What to produce
Report how many lines of the following entries include the string "Dulce"; respond with the number alone.
-- START --
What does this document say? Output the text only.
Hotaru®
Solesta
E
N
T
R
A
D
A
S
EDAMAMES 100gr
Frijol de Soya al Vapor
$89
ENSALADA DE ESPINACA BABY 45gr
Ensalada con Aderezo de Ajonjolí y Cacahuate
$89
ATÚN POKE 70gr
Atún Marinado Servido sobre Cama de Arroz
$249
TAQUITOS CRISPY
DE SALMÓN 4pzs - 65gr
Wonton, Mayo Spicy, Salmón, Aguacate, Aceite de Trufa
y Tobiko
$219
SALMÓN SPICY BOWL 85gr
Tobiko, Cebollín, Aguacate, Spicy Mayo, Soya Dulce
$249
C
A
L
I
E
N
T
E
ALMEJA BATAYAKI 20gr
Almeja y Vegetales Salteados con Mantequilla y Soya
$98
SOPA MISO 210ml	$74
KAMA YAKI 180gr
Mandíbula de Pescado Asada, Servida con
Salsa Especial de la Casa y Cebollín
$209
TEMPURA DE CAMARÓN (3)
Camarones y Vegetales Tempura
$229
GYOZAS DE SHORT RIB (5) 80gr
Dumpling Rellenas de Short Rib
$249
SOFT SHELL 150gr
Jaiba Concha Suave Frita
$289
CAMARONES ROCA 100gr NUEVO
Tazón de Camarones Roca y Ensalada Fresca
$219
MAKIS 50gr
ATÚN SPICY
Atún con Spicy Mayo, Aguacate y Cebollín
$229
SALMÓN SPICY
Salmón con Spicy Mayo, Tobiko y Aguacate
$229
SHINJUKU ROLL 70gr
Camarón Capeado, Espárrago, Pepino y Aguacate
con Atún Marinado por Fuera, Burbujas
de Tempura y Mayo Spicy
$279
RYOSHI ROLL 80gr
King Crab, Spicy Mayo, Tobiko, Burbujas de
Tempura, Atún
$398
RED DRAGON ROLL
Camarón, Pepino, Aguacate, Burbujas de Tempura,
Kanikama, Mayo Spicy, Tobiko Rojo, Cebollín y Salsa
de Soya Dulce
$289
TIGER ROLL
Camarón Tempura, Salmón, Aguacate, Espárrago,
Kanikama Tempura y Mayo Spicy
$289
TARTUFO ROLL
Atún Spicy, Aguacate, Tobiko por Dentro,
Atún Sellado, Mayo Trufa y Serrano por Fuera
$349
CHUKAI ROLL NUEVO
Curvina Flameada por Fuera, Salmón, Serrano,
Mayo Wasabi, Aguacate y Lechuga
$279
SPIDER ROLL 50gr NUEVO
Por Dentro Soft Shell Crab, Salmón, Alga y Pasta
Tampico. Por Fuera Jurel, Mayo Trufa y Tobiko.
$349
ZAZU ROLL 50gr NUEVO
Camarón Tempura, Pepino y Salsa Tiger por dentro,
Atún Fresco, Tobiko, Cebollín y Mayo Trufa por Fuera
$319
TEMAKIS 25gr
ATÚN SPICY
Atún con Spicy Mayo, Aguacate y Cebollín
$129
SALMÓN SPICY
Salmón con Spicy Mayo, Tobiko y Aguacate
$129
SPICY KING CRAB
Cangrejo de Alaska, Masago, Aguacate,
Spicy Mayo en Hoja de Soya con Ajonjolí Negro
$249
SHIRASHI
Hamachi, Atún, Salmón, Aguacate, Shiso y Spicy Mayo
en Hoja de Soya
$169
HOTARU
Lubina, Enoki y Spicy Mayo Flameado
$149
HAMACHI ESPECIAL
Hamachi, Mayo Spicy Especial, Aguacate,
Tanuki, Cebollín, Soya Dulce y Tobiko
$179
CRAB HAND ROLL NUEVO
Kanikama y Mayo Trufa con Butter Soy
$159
-- END --
Result
3